*** ITEMS ***

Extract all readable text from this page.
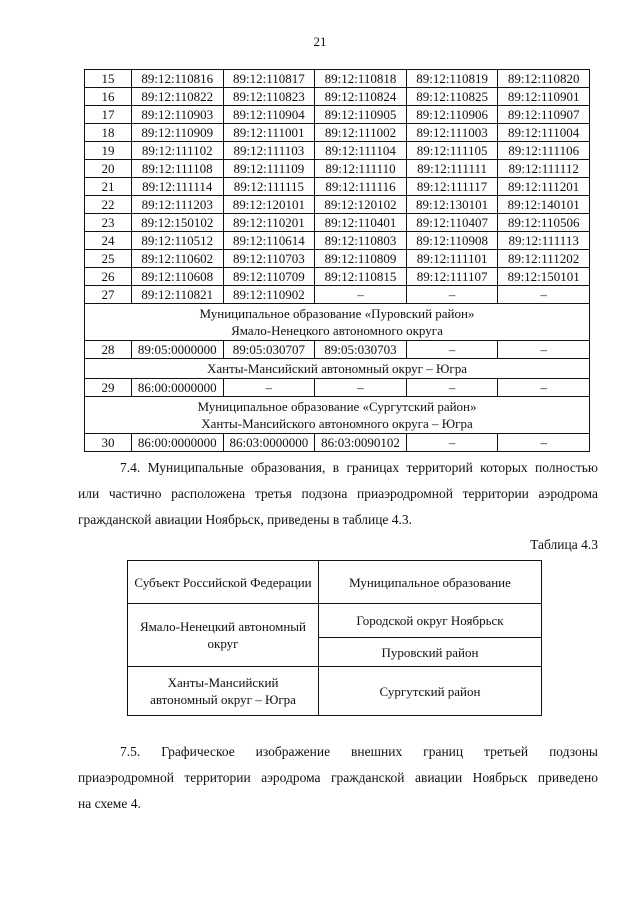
21
15	89:12:110816	89:12:110817	89:12:110818	89:12:110819	89:12:110820
16	89:12:110822	89:12:110823	89:12:110824	89:12:110825	89:12:110901
17	89:12:110903	89:12:110904	89:12:110905	89:12:110906	89:12:110907
18	89:12:110909	89:12:111001	89:12:111002	89:12:111003	89:12:111004
19	89:12:111102	89:12:111103	89:12:111104	89:12:111105	89:12:111106
20	89:12:111108	89:12:111109	89:12:111110	89:12:111111	89:12:111112
21	89:12:111114	89:12:111115	89:12:111116	89:12:111117	89:12:111201
22	89:12:111203	89:12:120101	89:12:120102	89:12:130101	89:12:140101
23	89:12:150102	89:12:110201	89:12:110401	89:12:110407	89:12:110506
24	89:12:110512	89:12:110614	89:12:110803	89:12:110908	89:12:111113
25	89:12:110602	89:12:110703	89:12:110809	89:12:111101	89:12:111202
26	89:12:110608	89:12:110709	89:12:110815	89:12:111107	89:12:150101
27	89:12:110821	89:12:110902	–	–	–
Муниципальное образование «Пуровский район»
Ямало-Ненецкого автономного округа					
28	89:05:0000000	89:05:030707	89:05:030703	–	–
Ханты-Мансийский автономный округ – Югра					
29	86:00:0000000	–	–	–	–
Муниципальное образование «Сургутский район»
Ханты-Мансийского автономного округа – Югра					
30	86:00:0000000	86:03:0000000	86:03:0090102	–	–
7.4. Муниципальные образования, в границах территорий которых полностью
или частично расположена третья подзона приаэродромной территории аэродрома
гражданской авиации Ноябрьск, приведены в таблице 4.3.
Таблица 4.3
Субъект Российской Федерации	Муниципальное образование
Ямало-Ненецкий автономный округ	Городской округ Ноябрьск
	Пуровский район
Ханты-Мансийский автономный округ – Югра	Сургутский район
7.5. Графическое изображение внешних границ третьей подзоны
приаэродромной территории аэродрома гражданской авиации Ноябрьск приведено
на схеме 4.
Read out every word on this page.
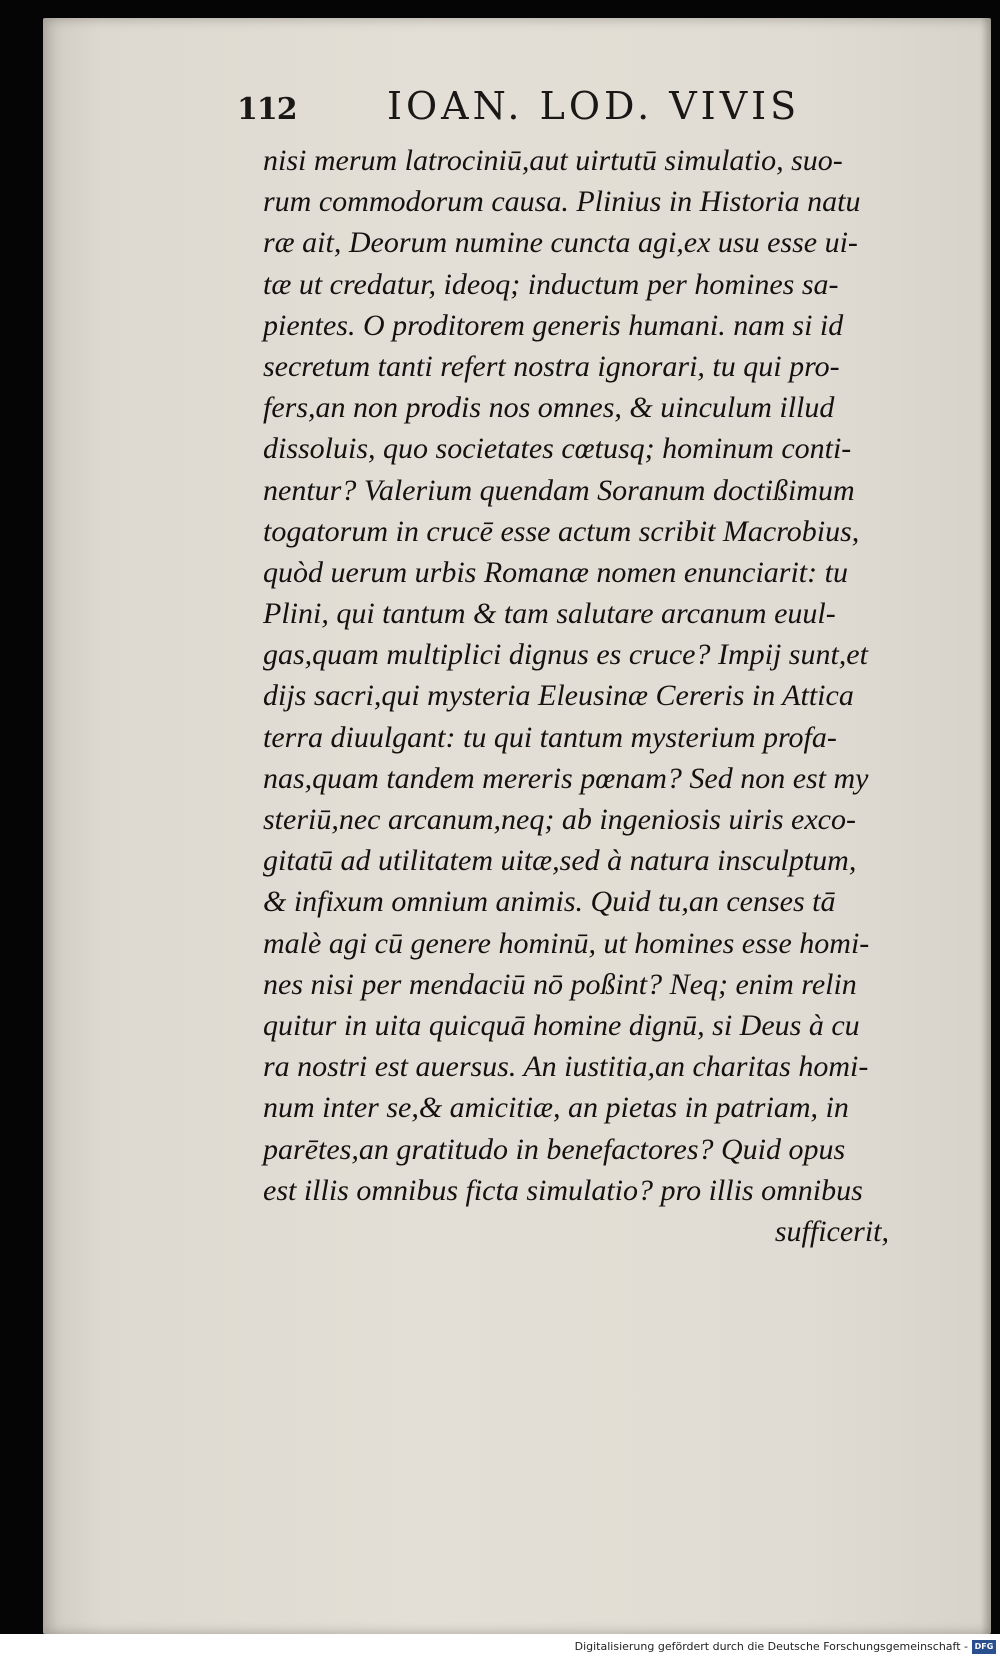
112 IOAN. LOD. VIVIS
nisi merum latrociniū,aut uirtutū simulatio, suo-
rum commodorum causa. Plinius in Historia natu
ræ ait, Deorum numine cuncta agi,ex usu esse ui-
tæ ut credatur, ideoq; inductum per homines sa-
pientes. O proditorem generis humani. nam si id
secretum tanti refert nostra ignorari, tu qui pro-
fers,an non prodis nos omnes, & uinculum illud
dissoluis, quo societates cœtusq; hominum conti-
nentur? Valerium quendam Soranum doctißimum
togatorum in crucē esse actum scribit Macrobius,
quòd uerum urbis Romanæ nomen enunciarit: tu
Plini, qui tantum & tam salutare arcanum euul-
gas,quam multiplici dignus es cruce? Impij sunt,et
dijs sacri,qui mysteria Eleusinæ Cereris in Attica
terra diuulgant: tu qui tantum mysterium profa-
nas,quam tandem mereris pœnam? Sed non est my
steriū,nec arcanum,neq; ab ingeniosis uiris exco-
gitatū ad utilitatem uitæ,sed à natura insculptum,
& infixum omnium animis. Quid tu,an censes tā
malè agi cū genere hominū, ut homines esse homi-
nes nisi per mendaciū nō poßint? Neq; enim relin
quitur in uita quicquā homine dignū, si Deus à cu
ra nostri est auersus. An iustitia,an charitas homi-
num inter se,& amicitiæ, an pietas in patriam, in
parētes,an gratitudo in benefactores? Quid opus
est illis omnibus ficta simulatio? pro illis omnibus
sufficerit,
Digitalisierung gefördert durch die Deutsche Forschungsgemeinschaft - DFG
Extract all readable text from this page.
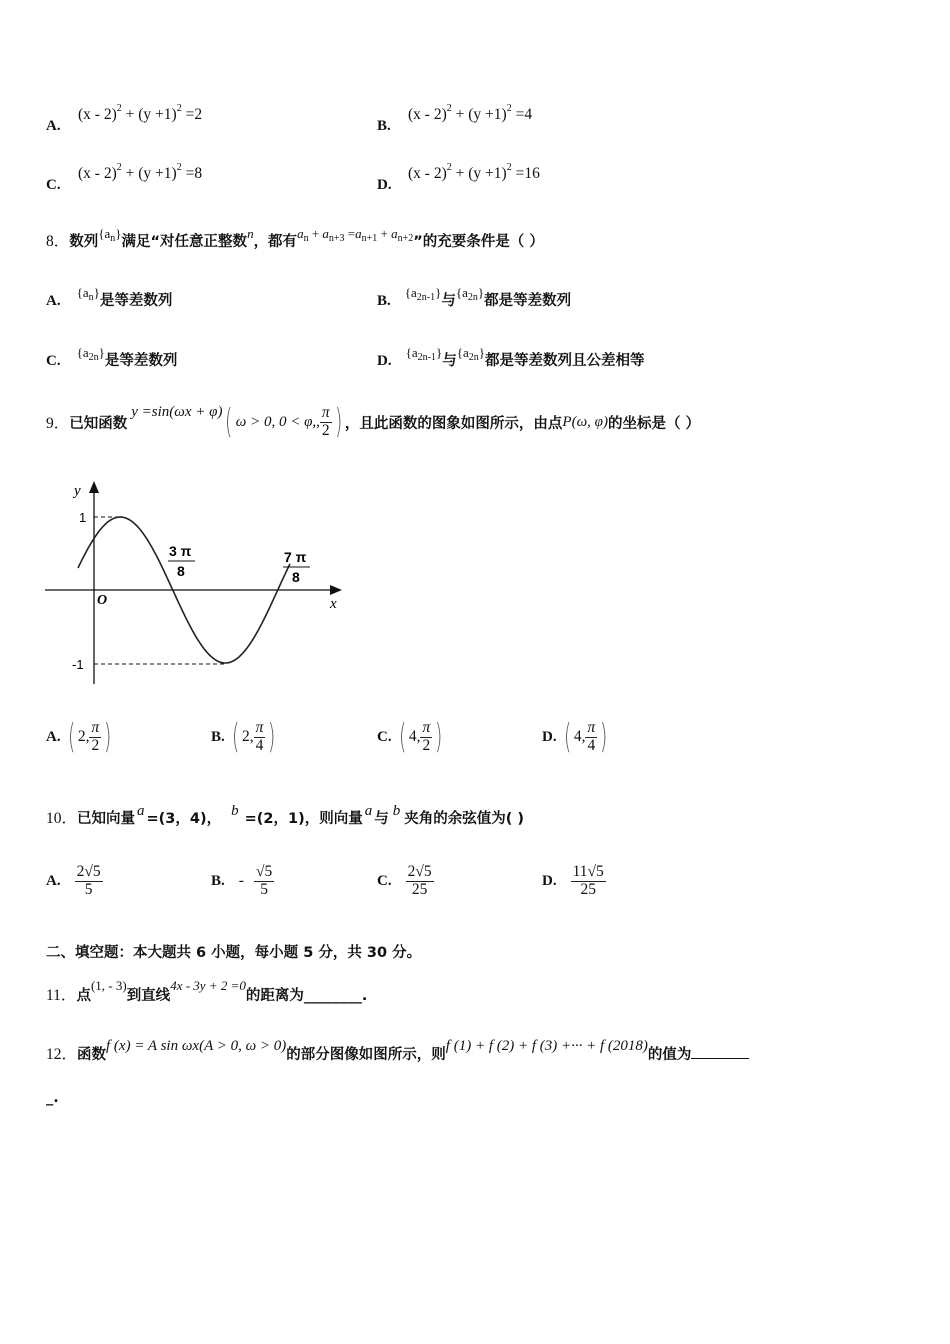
A.
$(x - 2)^2 + (y +1)^2 =2$
B.
$(x - 2)^2 + (y +1)^2 =4$
C.
$(x - 2)^2 + (y +1)^2 =8$
D.
$(x - 2)^2 + (y +1)^2 =16$
8．数列$\{a_n\}$满足“对任意正整数n，都有$a_n + a_{n+3} =a_{n+1} + a_{n+2}$”的充要条件是（ ）
$A.\{a_n\}$是等差数列	$B.\{a_{2n-1}\}$与$\{a_{2n}\}$都是等差数列
$C.\{a_{2n}\}$是等差数列	$D.\{a_{2n-1}\}$与$\{a_{2n}\}$都是等差数列且公差相等
9． 已知函数
y =sin(ωx + φ) ( ω > 0, 0 < φ,, $\frac{\pi}{2}$ ) ，且此函数的图象如图所示，由点 P(ω, φ) 的坐标是（ ）
y
x
O
1
-1
3 π
8
7 π
8
A. ( 2, $\frac{\pi}{2}$ )	B. ( 2, $\frac{\pi}{4}$ )	C. ( 4, $\frac{\pi}{2}$ )	D. ( 4, $\frac{\pi}{4}$ )
10．已知向量 a =(3，4)， b =(2，1)，则向量 a 与 b 夹角的余弦值为( )
A. $\frac{2√5}{5}$	B. - $\frac{√5}{5}$	C. $\frac{2√5}{25}$	D. $\frac{11√5}{25}$
二、填空题：本大题共 6 小题，每小题 5 分，共 30 分。
11．点(1, - 3)到直线4x - 3y + 2 =0的距离为________.
12．函数f (x) = A sin ωx(A > 0, ω > 0)的部分图像如图所示，则f (1) + f (2) + f (3) +··· + f (2018)的值为
_.
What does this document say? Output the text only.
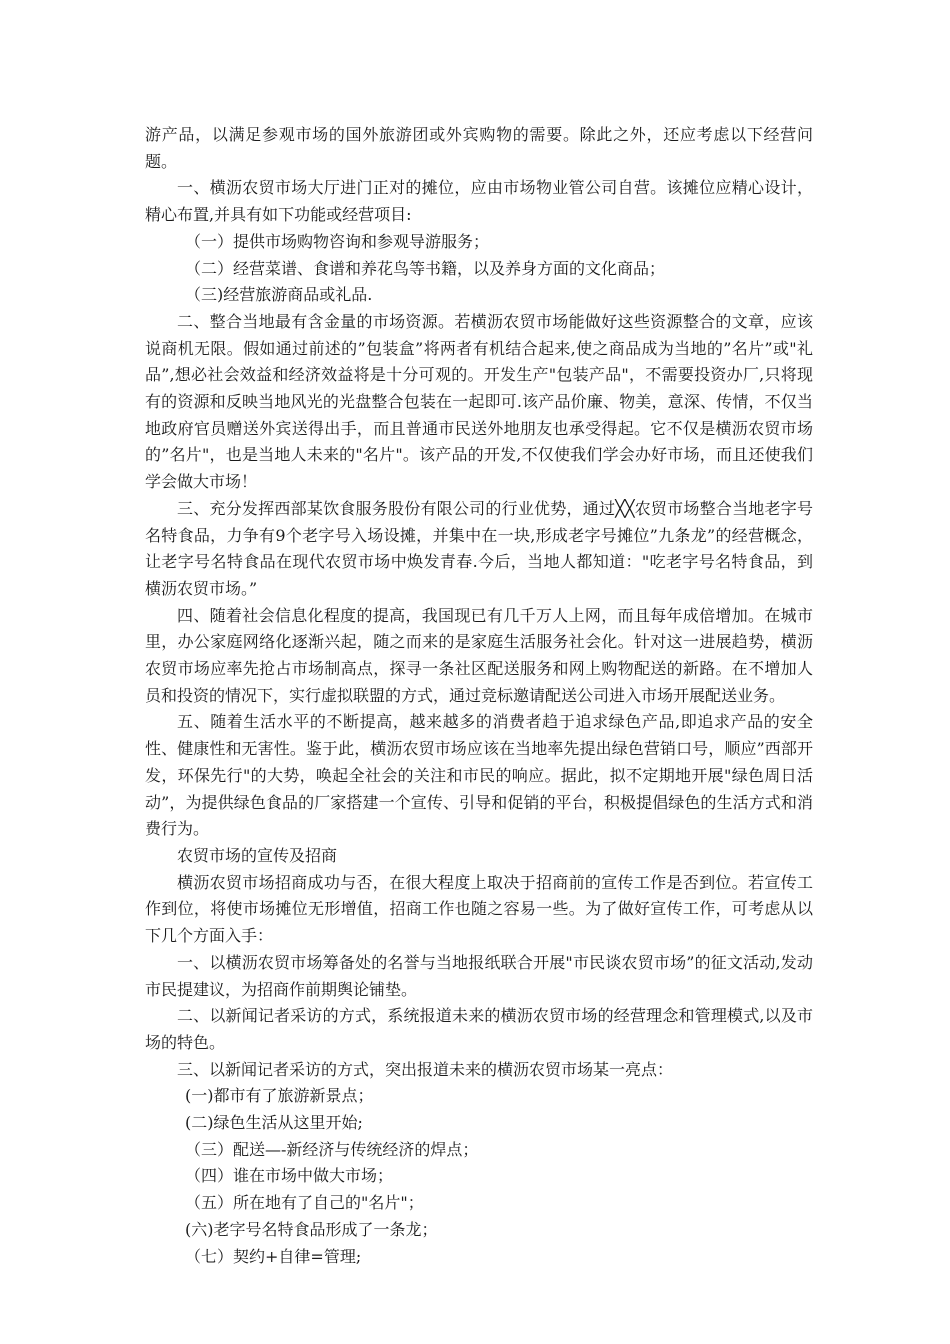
游产品，以满足参观市场的国外旅游团或外宾购物的需要。除此之外，还应考虑以下经营问题。

一、横沥农贸市场大厅进门正对的摊位，应由市场物业管公司自营。该摊位应精心设计，精心布置,并具有如下功能或经营项目:

（一）提供市场购物咨询和参观导游服务；

（二）经营菜谱、食谱和养花鸟等书籍，以及养身方面的文化商品；

（三)经营旅游商品或礼品.

二、整合当地最有含金量的市场资源。若横沥农贸市场能做好这些资源整合的文章，应该说商机无限。假如通过前述的”包装盒”将两者有机结合起来,使之商品成为当地的”名片”或"礼品”,想必社会效益和经济效益将是十分可观的。开发生产"包装产品"，不需要投资办厂,只将现有的资源和反映当地风光的光盘整合包装在一起即可.该产品价廉、物美，意深、传情，不仅当地政府官员赠送外宾送得出手，而且普通市民送外地朋友也承受得起。它不仅是横沥农贸市场的”名片"，也是当地人未来的"名片"。该产品的开发,不仅使我们学会办好市场，而且还使我们学会做大市场！

三、充分发挥西部某饮食服务股份有限公司的行业优势，通过╳╳农贸市场整合当地老字号名特食品，力争有9个老字号入场设摊，并集中在一块,形成老字号摊位”九条龙”的经营概念，让老字号名特食品在现代农贸市场中焕发青春.今后，当地人都知道："吃老字号名特食品，到横沥农贸市场。”

四、随着社会信息化程度的提高，我国现已有几千万人上网，而且每年成倍增加。在城市里，办公家庭网络化逐渐兴起，随之而来的是家庭生活服务社会化。针对这一进展趋势，横沥农贸市场应率先抢占市场制高点，探寻一条社区配送服务和网上购物配送的新路。在不增加人员和投资的情况下，实行虚拟联盟的方式，通过竞标邀请配送公司进入市场开展配送业务。

五、随着生活水平的不断提高，越来越多的消费者趋于追求绿色产品,即追求产品的安全性、健康性和无害性。鉴于此，横沥农贸市场应该在当地率先提出绿色营销口号，顺应”西部开发，环保先行"的大势，唤起全社会的关注和市民的响应。据此，拟不定期地开展"绿色周日活动”，为提供绿色食品的厂家搭建一个宣传、引导和促销的平台，积极提倡绿色的生活方式和消费行为。

农贸市场的宣传及招商

横沥农贸市场招商成功与否，在很大程度上取决于招商前的宣传工作是否到位。若宣传工作到位，将使市场摊位无形增值，招商工作也随之容易一些。为了做好宣传工作，可考虑从以下几个方面入手：

一、以横沥农贸市场筹备处的名誉与当地报纸联合开展"市民谈农贸市场”的征文活动,发动市民提建议，为招商作前期舆论铺垫。

二、以新闻记者采访的方式，系统报道未来的横沥农贸市场的经营理念和管理模式,以及市场的特色。

三、以新闻记者采访的方式，突出报道未来的横沥农贸市场某一亮点：

(一)都市有了旅游新景点；

(二)绿色生活从这里开始;

（三）配送—-新经济与传统经济的焊点；

（四）谁在市场中做大市场；

（五）所在地有了自己的"名片"；

(六)老字号名特食品形成了一条龙；

（七）契约+自律=管理;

***

JOB ::
Return all lines with the word "esse" in them.

FULL RESPONSE ::
ræ ait, Deorum numine cuncta agi,ex usu esse ui-
togatorum in crucē esse actum scribit Macrobius,
malè agi cū genere hominū, ut homines esse homi-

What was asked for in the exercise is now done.